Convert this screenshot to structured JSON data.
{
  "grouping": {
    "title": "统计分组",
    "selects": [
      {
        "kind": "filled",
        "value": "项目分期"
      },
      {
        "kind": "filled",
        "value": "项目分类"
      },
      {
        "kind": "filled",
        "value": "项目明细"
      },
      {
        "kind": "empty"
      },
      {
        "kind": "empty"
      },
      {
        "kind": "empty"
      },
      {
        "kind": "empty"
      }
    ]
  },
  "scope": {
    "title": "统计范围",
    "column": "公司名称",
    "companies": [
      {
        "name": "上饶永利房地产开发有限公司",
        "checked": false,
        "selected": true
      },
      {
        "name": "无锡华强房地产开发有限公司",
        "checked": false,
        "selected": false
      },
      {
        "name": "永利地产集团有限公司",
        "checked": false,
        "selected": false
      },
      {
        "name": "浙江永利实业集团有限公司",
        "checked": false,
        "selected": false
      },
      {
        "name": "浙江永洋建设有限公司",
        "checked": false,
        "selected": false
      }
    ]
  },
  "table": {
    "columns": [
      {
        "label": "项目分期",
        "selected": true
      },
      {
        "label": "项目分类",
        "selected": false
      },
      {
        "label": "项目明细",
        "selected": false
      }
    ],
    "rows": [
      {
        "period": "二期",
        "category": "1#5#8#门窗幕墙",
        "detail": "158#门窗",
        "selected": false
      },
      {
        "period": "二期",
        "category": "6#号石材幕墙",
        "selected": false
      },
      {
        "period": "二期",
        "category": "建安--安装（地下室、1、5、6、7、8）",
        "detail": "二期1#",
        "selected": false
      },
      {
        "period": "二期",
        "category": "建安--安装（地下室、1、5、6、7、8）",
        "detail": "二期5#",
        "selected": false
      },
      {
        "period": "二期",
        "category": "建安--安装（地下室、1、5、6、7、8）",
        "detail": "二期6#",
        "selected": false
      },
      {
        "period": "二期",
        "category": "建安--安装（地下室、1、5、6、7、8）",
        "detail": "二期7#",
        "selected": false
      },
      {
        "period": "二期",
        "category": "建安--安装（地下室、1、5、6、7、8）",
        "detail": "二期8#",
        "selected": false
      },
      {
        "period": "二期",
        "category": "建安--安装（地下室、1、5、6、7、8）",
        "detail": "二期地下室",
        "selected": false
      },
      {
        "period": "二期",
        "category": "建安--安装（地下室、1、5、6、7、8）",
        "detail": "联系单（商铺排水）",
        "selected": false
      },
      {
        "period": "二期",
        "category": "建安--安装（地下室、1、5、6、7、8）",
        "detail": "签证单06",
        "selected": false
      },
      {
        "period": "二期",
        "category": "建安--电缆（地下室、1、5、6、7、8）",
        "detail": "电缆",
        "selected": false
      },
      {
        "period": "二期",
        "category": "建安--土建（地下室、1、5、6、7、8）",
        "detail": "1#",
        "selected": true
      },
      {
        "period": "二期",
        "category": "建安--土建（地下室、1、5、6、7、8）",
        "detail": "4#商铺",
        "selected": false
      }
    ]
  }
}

◆ Job
Each record above should be repeated exactly as it appears.

◆ Response below
Convert this screenshot to structured JSON data.
{
  "grouping": {
    "title": "统计分组",
    "selects": [
      {
        "kind": "filled",
        "value": "项目分期"
      },
      {
        "kind": "filled",
        "value": "项目分类"
      },
      {
        "kind": "filled",
        "value": "项目明细"
      },
      {
        "kind": "empty"
      },
      {
        "kind": "empty"
      },
      {
        "kind": "empty"
      },
      {
        "kind": "empty"
      }
    ]
  },
  "scope": {
    "title": "统计范围",
    "column": "公司名称",
    "companies": [
      {
        "name": "上饶永利房地产开发有限公司",
        "checked": false,
        "selected": true
      },
      {
        "name": "无锡华强房地产开发有限公司",
        "checked": false,
        "selected": false
      },
      {
        "name": "永利地产集团有限公司",
        "checked": false,
        "selected": false
      },
      {
        "name": "浙江永利实业集团有限公司",
        "checked": false,
        "selected": false
      },
      {
        "name": "浙江永洋建设有限公司",
        "checked": false,
        "selected": false
      }
    ]
  },
  "table": {
    "columns": [
      {
        "label": "项目分期",
        "selected": true
      },
      {
        "label": "项目分类",
        "selected": false
      },
      {
        "label": "项目明细",
        "selected": false
      }
    ],
    "rows": [
      {
        "period": "二期",
        "category": "1#5#8#门窗幕墙",
        "detail": "158#门窗",
        "selected": false
      },
      {
        "period": "二期",
        "category": "6#号石材幕墙",
        "selected": false
      },
      {
        "period": "二期",
        "category": "建安--安装（地下室、1、5、6、7、8）",
        "detail": "二期1#",
        "selected": false
      },
      {
        "period": "二期",
        "category": "建安--安装（地下室、1、5、6、7、8）",
        "detail": "二期5#",
        "selected": false
      },
      {
        "period": "二期",
        "category": "建安--安装（地下室、1、5、6、7、8）",
        "detail": "二期6#",
        "selected": false
      },
      {
        "period": "二期",
        "category": "建安--安装（地下室、1、5、6、7、8）",
        "detail": "二期7#",
        "selected": false
      },
      {
        "period": "二期",
        "category": "建安--安装（地下室、1、5、6、7、8）",
        "detail": "二期8#",
        "selected": false
      },
      {
        "period": "二期",
        "category": "建安--安装（地下室、1、5、6、7、8）",
        "detail": "二期地下室",
        "selected": false
      },
      {
        "period": "二期",
        "category": "建安--安装（地下室、1、5、6、7、8）",
        "detail": "联系单（商铺排水）",
        "selected": false
      },
      {
        "period": "二期",
        "category": "建安--安装（地下室、1、5、6、7、8）",
        "detail": "签证单06",
        "selected": false
      },
      {
        "period": "二期",
        "category": "建安--电缆（地下室、1、5、6、7、8）",
        "detail": "电缆",
        "selected": false
      },
      {
        "period": "二期",
        "category": "建安--土建（地下室、1、5、6、7、8）",
        "detail": "1#",
        "selected": true
      },
      {
        "period": "二期",
        "category": "建安--土建（地下室、1、5、6、7、8）",
        "detail": "4#商铺",
        "selected": false
      }
    ]
  }
}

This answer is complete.